[START OF TASK MATERIAL]

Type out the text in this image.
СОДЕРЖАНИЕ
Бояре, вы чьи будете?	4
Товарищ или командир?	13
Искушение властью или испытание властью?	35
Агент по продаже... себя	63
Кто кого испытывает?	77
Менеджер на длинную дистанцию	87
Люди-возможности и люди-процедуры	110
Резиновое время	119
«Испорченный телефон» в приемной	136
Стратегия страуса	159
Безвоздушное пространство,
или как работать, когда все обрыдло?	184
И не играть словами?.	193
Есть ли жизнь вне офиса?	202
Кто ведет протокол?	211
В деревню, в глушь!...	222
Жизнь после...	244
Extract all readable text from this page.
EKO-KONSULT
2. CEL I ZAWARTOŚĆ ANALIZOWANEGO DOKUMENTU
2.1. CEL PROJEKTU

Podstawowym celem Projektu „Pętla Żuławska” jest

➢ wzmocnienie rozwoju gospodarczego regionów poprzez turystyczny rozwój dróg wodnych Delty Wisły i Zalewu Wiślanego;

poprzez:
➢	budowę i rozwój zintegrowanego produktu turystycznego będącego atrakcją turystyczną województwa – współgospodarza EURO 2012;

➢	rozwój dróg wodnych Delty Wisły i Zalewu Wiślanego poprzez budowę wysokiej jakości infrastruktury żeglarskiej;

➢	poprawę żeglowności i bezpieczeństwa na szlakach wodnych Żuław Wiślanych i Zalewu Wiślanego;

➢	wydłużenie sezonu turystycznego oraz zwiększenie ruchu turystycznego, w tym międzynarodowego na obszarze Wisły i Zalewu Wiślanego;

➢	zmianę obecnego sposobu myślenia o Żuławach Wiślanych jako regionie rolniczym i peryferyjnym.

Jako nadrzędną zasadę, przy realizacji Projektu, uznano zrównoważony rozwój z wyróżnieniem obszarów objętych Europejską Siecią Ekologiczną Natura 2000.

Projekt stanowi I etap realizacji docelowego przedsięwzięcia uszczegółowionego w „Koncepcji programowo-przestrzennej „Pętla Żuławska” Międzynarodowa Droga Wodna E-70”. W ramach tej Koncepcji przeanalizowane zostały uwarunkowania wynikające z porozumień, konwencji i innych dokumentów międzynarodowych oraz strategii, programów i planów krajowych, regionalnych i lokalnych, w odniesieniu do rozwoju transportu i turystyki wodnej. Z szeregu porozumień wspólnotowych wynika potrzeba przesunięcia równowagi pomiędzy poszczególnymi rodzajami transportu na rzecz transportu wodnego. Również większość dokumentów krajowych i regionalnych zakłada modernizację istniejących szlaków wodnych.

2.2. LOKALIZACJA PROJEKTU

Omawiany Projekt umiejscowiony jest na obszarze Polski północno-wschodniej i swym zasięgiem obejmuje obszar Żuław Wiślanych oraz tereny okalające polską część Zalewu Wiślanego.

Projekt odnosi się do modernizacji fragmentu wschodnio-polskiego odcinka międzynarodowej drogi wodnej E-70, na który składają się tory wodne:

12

[END OF TASK MATERIAL]

§ DIRECTION
Each line above must be reproduced exactly as it stands.

§ THE ANSWER
Type out the text in this image.
СОДЕРЖАНИЕ
Бояре, вы чьи будете?	4
Товарищ или командир?	13
Искушение властью или испытание властью?	35
Агент по продаже... себя	63
Кто кого испытывает?	77
Менеджер на длинную дистанцию	87
Люди-возможности и люди-процедуры	110
Резиновое время	119
«Испорченный телефон» в приемной	136
Стратегия страуса	159
Безвоздушное пространство,
или как работать, когда все обрыдло?	184
И не играть словами?.	193
Есть ли жизнь вне офиса?	202
Кто ведет протокол?	211
В деревню, в глушь!...	222
Жизнь после...	244
Extract all readable text from this page.
EKO-KONSULT
2. CEL I ZAWARTOŚĆ ANALIZOWANEGO DOKUMENTU
2.1. CEL PROJEKTU

Podstawowym celem Projektu „Pętla Żuławska” jest

➢ wzmocnienie rozwoju gospodarczego regionów poprzez turystyczny rozwój dróg wodnych Delty Wisły i Zalewu Wiślanego;

poprzez:
➢	budowę i rozwój zintegrowanego produktu turystycznego będącego atrakcją turystyczną województwa – współgospodarza EURO 2012;

➢	rozwój dróg wodnych Delty Wisły i Zalewu Wiślanego poprzez budowę wysokiej jakości infrastruktury żeglarskiej;

➢	poprawę żeglowności i bezpieczeństwa na szlakach wodnych Żuław Wiślanych i Zalewu Wiślanego;

➢	wydłużenie sezonu turystycznego oraz zwiększenie ruchu turystycznego, w tym międzynarodowego na obszarze Wisły i Zalewu Wiślanego;

➢	zmianę obecnego sposobu myślenia o Żuławach Wiślanych jako regionie rolniczym i peryferyjnym.

Jako nadrzędną zasadę, przy realizacji Projektu, uznano zrównoważony rozwój z wyróżnieniem obszarów objętych Europejską Siecią Ekologiczną Natura 2000.

Projekt stanowi I etap realizacji docelowego przedsięwzięcia uszczegółowionego w „Koncepcji programowo-przestrzennej „Pętla Żuławska” Międzynarodowa Droga Wodna E-70”. W ramach tej Koncepcji przeanalizowane zostały uwarunkowania wynikające z porozumień, konwencji i innych dokumentów międzynarodowych oraz strategii, programów i planów krajowych, regionalnych i lokalnych, w odniesieniu do rozwoju transportu i turystyki wodnej. Z szeregu porozumień wspólnotowych wynika potrzeba przesunięcia równowagi pomiędzy poszczególnymi rodzajami transportu na rzecz transportu wodnego. Również większość dokumentów krajowych i regionalnych zakłada modernizację istniejących szlaków wodnych.

2.2. LOKALIZACJA PROJEKTU

Omawiany Projekt umiejscowiony jest na obszarze Polski północno-wschodniej i swym zasięgiem obejmuje obszar Żuław Wiślanych oraz tereny okalające polską część Zalewu Wiślanego.

Projekt odnosi się do modernizacji fragmentu wschodnio-polskiego odcinka międzynarodowej drogi wodnej E-70, na który składają się tory wodne:

12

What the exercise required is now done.